>> Begin RAW RECORDS
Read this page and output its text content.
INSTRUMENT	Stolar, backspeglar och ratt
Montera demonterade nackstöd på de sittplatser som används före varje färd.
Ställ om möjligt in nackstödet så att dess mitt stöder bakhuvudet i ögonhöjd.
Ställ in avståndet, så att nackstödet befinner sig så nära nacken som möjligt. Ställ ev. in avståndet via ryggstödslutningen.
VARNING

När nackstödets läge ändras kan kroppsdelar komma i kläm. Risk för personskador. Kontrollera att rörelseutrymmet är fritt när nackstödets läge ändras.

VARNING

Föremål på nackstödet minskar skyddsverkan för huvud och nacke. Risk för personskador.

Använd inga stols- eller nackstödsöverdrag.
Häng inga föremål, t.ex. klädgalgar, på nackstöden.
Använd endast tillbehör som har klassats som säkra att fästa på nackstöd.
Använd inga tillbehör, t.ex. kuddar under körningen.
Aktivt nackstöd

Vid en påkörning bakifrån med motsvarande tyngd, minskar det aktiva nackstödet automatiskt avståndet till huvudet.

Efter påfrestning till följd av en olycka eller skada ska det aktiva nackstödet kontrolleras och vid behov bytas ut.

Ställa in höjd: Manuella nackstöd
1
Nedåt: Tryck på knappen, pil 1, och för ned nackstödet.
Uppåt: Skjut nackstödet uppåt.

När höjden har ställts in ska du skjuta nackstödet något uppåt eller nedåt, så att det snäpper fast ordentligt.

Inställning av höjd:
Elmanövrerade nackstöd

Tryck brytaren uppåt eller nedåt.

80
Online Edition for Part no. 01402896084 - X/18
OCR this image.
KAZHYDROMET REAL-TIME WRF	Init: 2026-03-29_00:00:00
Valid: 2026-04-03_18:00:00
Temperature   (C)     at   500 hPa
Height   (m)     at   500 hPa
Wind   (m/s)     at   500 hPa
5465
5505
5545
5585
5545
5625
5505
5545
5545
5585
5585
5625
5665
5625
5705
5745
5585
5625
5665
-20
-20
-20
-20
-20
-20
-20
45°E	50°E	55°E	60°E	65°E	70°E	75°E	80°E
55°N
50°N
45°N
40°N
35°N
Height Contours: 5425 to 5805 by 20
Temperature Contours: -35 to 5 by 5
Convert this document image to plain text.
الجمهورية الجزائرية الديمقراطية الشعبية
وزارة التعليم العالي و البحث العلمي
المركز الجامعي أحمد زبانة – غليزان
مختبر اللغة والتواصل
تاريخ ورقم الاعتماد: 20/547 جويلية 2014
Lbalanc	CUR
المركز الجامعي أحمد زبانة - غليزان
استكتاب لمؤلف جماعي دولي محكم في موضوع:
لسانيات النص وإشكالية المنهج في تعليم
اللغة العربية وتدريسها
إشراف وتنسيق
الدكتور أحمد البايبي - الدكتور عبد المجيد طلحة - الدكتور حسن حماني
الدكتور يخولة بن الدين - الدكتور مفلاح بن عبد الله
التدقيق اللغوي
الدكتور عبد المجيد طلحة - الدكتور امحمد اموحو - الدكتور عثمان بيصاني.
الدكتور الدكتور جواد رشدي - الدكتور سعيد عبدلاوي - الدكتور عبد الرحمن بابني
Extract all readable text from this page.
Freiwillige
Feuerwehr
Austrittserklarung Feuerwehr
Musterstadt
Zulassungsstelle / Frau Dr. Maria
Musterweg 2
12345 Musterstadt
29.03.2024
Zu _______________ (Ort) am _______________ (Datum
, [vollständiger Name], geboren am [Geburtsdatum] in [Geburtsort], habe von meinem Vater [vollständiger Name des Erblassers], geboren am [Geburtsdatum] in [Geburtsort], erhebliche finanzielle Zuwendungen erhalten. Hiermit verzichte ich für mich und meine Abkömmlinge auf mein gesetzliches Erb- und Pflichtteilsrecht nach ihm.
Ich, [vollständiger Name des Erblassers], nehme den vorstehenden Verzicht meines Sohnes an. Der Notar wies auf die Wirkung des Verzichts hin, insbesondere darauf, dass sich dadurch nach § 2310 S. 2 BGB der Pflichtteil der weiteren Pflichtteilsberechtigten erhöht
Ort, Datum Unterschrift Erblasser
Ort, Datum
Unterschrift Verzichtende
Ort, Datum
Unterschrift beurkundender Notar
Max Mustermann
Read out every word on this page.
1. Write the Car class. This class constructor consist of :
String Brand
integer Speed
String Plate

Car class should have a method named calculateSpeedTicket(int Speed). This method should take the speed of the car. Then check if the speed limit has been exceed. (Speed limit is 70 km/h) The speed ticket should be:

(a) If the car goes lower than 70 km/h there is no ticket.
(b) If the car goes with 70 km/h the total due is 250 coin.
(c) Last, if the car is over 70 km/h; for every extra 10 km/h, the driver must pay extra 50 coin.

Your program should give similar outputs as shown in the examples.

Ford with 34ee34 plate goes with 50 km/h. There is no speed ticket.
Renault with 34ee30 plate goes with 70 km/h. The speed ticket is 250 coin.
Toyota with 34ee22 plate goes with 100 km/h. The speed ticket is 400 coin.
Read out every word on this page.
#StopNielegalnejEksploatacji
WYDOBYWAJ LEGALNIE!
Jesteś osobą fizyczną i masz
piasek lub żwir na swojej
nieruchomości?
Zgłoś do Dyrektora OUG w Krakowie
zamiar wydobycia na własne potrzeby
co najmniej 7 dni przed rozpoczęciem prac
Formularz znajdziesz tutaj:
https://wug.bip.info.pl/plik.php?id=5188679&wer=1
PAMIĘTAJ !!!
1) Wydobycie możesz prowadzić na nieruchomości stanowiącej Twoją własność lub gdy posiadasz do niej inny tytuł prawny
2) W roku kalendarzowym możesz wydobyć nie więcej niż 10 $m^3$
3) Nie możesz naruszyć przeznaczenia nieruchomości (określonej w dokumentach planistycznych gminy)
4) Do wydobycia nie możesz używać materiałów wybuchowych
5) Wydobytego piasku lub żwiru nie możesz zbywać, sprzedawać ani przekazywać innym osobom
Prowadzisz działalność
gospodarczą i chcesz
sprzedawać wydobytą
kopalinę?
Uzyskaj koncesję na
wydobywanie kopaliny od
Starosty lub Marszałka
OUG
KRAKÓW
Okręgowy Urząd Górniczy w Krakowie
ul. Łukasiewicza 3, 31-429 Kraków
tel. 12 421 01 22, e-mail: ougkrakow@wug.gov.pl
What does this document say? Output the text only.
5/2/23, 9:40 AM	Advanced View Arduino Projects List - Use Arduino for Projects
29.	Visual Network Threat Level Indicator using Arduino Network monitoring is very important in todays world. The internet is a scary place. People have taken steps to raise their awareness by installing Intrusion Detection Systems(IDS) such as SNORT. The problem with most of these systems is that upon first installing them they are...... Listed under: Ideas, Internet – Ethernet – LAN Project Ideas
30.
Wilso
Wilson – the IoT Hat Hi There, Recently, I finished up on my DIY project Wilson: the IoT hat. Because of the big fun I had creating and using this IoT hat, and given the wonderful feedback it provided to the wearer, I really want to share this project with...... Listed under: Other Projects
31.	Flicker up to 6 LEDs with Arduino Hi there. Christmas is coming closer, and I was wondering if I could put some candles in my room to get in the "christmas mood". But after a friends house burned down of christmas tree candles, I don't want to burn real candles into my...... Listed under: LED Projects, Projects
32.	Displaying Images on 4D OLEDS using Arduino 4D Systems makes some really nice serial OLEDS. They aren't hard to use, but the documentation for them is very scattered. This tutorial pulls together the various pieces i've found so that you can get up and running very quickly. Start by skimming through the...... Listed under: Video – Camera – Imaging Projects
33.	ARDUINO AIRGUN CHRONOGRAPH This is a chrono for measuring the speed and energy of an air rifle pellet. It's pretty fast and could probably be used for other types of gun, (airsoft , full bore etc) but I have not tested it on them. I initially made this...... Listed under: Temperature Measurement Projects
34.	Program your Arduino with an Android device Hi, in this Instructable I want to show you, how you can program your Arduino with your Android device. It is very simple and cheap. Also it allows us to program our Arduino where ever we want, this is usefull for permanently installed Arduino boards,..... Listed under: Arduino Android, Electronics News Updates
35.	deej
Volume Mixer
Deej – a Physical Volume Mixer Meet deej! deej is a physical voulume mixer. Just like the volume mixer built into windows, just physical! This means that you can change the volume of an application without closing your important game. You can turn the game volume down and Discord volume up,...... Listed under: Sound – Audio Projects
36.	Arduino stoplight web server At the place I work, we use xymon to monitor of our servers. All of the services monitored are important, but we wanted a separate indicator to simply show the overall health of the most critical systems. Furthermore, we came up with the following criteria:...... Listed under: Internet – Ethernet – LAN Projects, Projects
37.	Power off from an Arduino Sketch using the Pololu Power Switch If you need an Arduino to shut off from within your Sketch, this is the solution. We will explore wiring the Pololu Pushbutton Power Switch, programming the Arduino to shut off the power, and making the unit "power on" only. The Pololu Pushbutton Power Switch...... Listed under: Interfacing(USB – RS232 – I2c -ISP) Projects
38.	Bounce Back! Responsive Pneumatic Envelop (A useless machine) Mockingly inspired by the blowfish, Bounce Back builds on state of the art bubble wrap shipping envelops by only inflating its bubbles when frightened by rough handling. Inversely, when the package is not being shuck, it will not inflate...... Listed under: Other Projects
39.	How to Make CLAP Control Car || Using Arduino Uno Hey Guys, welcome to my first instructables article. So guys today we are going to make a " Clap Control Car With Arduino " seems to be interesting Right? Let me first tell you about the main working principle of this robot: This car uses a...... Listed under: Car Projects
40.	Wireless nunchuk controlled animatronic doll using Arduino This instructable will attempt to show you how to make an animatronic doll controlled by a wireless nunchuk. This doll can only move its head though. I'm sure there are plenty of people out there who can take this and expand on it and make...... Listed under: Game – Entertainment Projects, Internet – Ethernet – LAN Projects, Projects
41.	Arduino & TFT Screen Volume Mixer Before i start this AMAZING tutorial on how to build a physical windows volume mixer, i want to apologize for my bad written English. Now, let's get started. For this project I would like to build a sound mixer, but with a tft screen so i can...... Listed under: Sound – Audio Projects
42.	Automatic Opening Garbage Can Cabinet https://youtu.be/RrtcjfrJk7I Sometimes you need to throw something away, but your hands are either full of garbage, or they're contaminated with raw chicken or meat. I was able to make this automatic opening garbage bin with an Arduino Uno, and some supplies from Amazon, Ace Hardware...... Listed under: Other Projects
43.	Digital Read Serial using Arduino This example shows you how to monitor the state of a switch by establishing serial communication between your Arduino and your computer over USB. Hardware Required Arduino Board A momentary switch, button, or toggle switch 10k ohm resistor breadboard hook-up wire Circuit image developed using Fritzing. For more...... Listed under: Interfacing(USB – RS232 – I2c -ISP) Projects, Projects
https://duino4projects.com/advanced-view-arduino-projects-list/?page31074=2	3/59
>> End RAW RECORDS
_WHAT YOU NEED TO DO_
Of the lines in the records, how many contain the word "الدكتور"? Answer with the number and nothing else.

_RESULT BELOW_
4